TASK DATA
□ □ □ □ □ □ □

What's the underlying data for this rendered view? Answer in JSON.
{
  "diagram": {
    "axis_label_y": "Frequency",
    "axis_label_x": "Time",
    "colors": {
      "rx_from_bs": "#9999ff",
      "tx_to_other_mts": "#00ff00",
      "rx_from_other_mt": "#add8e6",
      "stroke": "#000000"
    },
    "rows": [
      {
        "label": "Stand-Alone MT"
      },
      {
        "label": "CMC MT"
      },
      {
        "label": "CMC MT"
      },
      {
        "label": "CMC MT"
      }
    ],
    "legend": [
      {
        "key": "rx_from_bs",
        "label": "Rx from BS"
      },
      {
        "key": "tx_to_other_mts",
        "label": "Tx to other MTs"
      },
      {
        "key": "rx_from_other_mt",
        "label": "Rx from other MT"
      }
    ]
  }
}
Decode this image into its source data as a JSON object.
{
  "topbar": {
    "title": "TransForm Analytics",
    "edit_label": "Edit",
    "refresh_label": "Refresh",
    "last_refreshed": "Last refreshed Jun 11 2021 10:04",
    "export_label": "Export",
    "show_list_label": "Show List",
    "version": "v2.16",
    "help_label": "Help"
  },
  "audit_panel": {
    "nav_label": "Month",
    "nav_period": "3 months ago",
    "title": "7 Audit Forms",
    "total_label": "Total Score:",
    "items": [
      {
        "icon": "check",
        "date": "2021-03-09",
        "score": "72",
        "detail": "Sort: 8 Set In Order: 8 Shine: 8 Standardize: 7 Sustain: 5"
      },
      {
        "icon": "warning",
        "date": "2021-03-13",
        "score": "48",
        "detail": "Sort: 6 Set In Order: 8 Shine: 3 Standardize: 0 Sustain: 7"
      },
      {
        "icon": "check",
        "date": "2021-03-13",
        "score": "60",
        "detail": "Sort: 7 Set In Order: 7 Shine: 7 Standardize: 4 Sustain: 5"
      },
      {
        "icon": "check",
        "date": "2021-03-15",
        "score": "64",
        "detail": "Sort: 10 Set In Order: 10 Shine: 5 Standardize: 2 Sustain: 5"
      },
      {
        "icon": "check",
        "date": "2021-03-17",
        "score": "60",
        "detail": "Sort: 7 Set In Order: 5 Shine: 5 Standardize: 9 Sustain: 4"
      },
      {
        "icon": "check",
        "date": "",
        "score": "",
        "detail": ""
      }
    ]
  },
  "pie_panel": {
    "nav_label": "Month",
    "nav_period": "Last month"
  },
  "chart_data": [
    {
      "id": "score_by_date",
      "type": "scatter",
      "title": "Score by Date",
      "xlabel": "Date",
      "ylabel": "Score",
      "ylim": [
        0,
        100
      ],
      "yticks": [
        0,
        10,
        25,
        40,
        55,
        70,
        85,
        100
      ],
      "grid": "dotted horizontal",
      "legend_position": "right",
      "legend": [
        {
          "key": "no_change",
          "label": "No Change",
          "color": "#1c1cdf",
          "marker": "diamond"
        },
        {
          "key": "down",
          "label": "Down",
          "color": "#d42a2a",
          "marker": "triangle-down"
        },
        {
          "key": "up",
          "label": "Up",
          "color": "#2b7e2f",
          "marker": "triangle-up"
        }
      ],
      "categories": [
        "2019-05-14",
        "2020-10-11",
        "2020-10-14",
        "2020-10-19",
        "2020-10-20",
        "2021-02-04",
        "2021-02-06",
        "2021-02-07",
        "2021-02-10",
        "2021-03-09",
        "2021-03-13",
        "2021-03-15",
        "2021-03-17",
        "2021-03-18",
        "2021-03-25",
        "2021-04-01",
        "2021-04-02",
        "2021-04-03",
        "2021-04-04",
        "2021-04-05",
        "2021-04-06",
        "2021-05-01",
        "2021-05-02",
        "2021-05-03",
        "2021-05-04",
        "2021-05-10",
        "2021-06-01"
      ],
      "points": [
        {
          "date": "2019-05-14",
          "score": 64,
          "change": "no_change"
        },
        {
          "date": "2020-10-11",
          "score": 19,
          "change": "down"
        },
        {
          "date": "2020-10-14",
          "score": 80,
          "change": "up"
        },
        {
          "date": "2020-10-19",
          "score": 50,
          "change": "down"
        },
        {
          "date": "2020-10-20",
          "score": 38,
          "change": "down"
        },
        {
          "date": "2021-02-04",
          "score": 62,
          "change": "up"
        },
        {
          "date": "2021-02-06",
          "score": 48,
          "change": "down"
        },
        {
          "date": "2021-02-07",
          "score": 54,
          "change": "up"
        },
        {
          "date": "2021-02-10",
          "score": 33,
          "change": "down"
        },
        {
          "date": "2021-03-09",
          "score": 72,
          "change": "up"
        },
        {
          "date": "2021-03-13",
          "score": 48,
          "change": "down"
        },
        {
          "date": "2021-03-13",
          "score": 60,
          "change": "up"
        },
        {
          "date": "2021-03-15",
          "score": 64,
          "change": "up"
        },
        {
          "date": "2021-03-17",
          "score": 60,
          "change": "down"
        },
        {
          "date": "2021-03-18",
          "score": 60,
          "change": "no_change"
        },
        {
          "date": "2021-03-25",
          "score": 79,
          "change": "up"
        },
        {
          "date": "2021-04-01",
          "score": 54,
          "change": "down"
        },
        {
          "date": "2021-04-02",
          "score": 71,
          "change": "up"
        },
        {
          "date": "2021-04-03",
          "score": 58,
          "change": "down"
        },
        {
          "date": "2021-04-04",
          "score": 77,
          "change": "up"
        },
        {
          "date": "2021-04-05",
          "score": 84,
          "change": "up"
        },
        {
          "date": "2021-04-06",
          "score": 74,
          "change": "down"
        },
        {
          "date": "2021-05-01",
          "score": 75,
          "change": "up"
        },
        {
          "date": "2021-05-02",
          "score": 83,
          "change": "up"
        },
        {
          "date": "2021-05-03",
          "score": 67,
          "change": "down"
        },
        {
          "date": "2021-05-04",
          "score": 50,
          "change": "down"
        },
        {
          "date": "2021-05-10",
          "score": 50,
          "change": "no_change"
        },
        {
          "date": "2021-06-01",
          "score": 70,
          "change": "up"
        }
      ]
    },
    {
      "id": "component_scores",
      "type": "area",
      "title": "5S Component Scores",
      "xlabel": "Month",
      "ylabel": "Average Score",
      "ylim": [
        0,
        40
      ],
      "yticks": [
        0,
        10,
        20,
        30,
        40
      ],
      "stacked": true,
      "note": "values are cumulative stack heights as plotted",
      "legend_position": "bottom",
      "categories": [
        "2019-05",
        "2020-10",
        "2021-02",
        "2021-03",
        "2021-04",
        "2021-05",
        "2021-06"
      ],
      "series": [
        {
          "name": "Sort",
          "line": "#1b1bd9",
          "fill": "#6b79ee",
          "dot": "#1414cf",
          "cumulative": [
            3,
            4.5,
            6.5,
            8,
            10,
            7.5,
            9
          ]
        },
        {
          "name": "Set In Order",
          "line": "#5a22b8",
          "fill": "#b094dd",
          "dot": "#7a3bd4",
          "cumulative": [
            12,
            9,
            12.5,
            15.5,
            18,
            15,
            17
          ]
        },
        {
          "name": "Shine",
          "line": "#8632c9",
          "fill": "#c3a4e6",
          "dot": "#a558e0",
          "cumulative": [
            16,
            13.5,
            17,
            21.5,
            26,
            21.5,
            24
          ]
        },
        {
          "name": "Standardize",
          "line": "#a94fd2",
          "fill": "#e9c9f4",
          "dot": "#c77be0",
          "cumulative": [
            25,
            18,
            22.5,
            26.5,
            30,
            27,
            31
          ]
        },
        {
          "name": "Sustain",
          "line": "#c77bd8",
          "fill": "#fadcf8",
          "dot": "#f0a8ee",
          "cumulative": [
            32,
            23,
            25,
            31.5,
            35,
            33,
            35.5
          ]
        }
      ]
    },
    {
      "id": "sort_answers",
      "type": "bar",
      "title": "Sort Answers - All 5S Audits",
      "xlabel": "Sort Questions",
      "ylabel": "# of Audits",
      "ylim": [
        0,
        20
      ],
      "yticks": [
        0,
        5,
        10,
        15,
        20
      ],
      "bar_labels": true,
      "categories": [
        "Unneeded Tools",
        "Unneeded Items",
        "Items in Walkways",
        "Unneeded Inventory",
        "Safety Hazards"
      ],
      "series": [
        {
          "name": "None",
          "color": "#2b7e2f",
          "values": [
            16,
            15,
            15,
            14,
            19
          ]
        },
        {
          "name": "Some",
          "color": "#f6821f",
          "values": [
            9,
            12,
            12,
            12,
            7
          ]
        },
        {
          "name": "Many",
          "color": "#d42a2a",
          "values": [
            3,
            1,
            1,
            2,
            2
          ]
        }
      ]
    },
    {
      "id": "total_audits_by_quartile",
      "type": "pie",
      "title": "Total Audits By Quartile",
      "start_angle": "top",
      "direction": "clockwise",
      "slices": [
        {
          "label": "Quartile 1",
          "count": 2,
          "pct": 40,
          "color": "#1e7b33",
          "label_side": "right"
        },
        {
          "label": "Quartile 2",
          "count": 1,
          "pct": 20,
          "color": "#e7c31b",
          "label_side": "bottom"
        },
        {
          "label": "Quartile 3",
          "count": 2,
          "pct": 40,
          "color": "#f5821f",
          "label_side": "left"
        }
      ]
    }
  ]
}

□ □ □ □ □ □ □

WHAT IS NEEDED
Of the lines above, copy each that contains "Unneeded".

SOLVED PROBLEM
        "Unneeded Tools",
        "Unneeded Items",
        "Unneeded Inventory",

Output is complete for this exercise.